■ WHAT YOU NEED TO DO ■
All records should be reproduced verbatim.

■ ITEMS ■
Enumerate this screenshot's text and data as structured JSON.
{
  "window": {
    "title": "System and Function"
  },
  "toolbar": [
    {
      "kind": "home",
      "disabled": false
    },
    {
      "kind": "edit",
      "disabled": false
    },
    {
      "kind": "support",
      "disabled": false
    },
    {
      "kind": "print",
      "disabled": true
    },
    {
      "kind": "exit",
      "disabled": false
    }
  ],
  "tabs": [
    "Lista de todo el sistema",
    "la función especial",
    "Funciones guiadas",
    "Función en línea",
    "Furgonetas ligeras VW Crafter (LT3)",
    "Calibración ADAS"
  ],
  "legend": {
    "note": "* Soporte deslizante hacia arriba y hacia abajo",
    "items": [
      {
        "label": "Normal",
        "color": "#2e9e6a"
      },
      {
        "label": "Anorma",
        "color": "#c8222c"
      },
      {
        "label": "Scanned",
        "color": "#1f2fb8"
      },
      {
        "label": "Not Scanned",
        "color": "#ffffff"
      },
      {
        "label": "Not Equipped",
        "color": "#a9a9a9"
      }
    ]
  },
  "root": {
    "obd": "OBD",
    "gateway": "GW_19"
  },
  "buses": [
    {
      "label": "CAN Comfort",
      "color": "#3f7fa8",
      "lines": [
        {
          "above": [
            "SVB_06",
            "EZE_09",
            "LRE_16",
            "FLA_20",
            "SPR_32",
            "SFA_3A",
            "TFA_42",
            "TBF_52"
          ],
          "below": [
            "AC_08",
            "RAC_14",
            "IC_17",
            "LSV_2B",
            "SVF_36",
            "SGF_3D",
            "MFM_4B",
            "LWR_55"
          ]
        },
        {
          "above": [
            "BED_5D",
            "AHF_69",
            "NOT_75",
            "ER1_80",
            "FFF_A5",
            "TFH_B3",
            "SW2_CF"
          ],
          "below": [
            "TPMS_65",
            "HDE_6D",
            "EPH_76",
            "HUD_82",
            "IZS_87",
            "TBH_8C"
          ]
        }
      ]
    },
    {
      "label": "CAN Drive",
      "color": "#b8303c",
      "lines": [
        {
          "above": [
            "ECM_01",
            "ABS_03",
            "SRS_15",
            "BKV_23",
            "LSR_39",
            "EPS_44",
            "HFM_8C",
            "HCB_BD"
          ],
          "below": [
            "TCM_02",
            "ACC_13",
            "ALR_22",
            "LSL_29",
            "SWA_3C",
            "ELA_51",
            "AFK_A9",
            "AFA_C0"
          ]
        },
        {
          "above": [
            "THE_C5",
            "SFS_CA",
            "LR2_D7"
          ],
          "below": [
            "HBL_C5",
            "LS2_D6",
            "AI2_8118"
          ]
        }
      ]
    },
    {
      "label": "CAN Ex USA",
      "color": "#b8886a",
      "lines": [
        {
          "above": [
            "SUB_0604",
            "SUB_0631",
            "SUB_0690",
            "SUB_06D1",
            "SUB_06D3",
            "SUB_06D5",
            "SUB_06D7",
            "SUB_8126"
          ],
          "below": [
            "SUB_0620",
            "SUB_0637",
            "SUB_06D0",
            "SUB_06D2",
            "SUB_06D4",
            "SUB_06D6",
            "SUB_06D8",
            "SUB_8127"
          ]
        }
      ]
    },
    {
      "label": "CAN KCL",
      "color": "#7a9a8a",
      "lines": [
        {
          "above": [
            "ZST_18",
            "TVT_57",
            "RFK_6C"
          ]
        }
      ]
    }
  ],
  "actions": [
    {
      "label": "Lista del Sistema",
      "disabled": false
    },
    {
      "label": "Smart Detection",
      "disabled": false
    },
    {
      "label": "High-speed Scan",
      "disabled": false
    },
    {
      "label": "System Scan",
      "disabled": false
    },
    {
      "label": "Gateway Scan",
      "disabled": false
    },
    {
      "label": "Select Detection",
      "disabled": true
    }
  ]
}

■ ANSWER ■
Enumerate this screenshot's text and data as structured JSON.
{
  "window": {
    "title": "System and Function"
  },
  "toolbar": [
    {
      "kind": "home",
      "disabled": false
    },
    {
      "kind": "edit",
      "disabled": false
    },
    {
      "kind": "support",
      "disabled": false
    },
    {
      "kind": "print",
      "disabled": true
    },
    {
      "kind": "exit",
      "disabled": false
    }
  ],
  "tabs": [
    "Lista de todo el sistema",
    "la función especial",
    "Funciones guiadas",
    "Función en línea",
    "Furgonetas ligeras VW Crafter (LT3)",
    "Calibración ADAS"
  ],
  "legend": {
    "note": "* Soporte deslizante hacia arriba y hacia abajo",
    "items": [
      {
        "label": "Normal",
        "color": "#2e9e6a"
      },
      {
        "label": "Anorma",
        "color": "#c8222c"
      },
      {
        "label": "Scanned",
        "color": "#1f2fb8"
      },
      {
        "label": "Not Scanned",
        "color": "#ffffff"
      },
      {
        "label": "Not Equipped",
        "color": "#a9a9a9"
      }
    ]
  },
  "root": {
    "obd": "OBD",
    "gateway": "GW_19"
  },
  "buses": [
    {
      "label": "CAN Comfort",
      "color": "#3f7fa8",
      "lines": [
        {
          "above": [
            "SVB_06",
            "EZE_09",
            "LRE_16",
            "FLA_20",
            "SPR_32",
            "SFA_3A",
            "TFA_42",
            "TBF_52"
          ],
          "below": [
            "AC_08",
            "RAC_14",
            "IC_17",
            "LSV_2B",
            "SVF_36",
            "SGF_3D",
            "MFM_4B",
            "LWR_55"
          ]
        },
        {
          "above": [
            "BED_5D",
            "AHF_69",
            "NOT_75",
            "ER1_80",
            "FFF_A5",
            "TFH_B3",
            "SW2_CF"
          ],
          "below": [
            "TPMS_65",
            "HDE_6D",
            "EPH_76",
            "HUD_82",
            "IZS_87",
            "TBH_8C"
          ]
        }
      ]
    },
    {
      "label": "CAN Drive",
      "color": "#b8303c",
      "lines": [
        {
          "above": [
            "ECM_01",
            "ABS_03",
            "SRS_15",
            "BKV_23",
            "LSR_39",
            "EPS_44",
            "HFM_8C",
            "HCB_BD"
          ],
          "below": [
            "TCM_02",
            "ACC_13",
            "ALR_22",
            "LSL_29",
            "SWA_3C",
            "ELA_51",
            "AFK_A9",
            "AFA_C0"
          ]
        },
        {
          "above": [
            "THE_C5",
            "SFS_CA",
            "LR2_D7"
          ],
          "below": [
            "HBL_C5",
            "LS2_D6",
            "AI2_8118"
          ]
        }
      ]
    },
    {
      "label": "CAN Ex USA",
      "color": "#b8886a",
      "lines": [
        {
          "above": [
            "SUB_0604",
            "SUB_0631",
            "SUB_0690",
            "SUB_06D1",
            "SUB_06D3",
            "SUB_06D5",
            "SUB_06D7",
            "SUB_8126"
          ],
          "below": [
            "SUB_0620",
            "SUB_0637",
            "SUB_06D0",
            "SUB_06D2",
            "SUB_06D4",
            "SUB_06D6",
            "SUB_06D8",
            "SUB_8127"
          ]
        }
      ]
    },
    {
      "label": "CAN KCL",
      "color": "#7a9a8a",
      "lines": [
        {
          "above": [
            "ZST_18",
            "TVT_57",
            "RFK_6C"
          ]
        }
      ]
    }
  ],
  "actions": [
    {
      "label": "Lista del Sistema",
      "disabled": false
    },
    {
      "label": "Smart Detection",
      "disabled": false
    },
    {
      "label": "High-speed Scan",
      "disabled": false
    },
    {
      "label": "System Scan",
      "disabled": false
    },
    {
      "label": "Gateway Scan",
      "disabled": false
    },
    {
      "label": "Select Detection",
      "disabled": true
    }
  ]
}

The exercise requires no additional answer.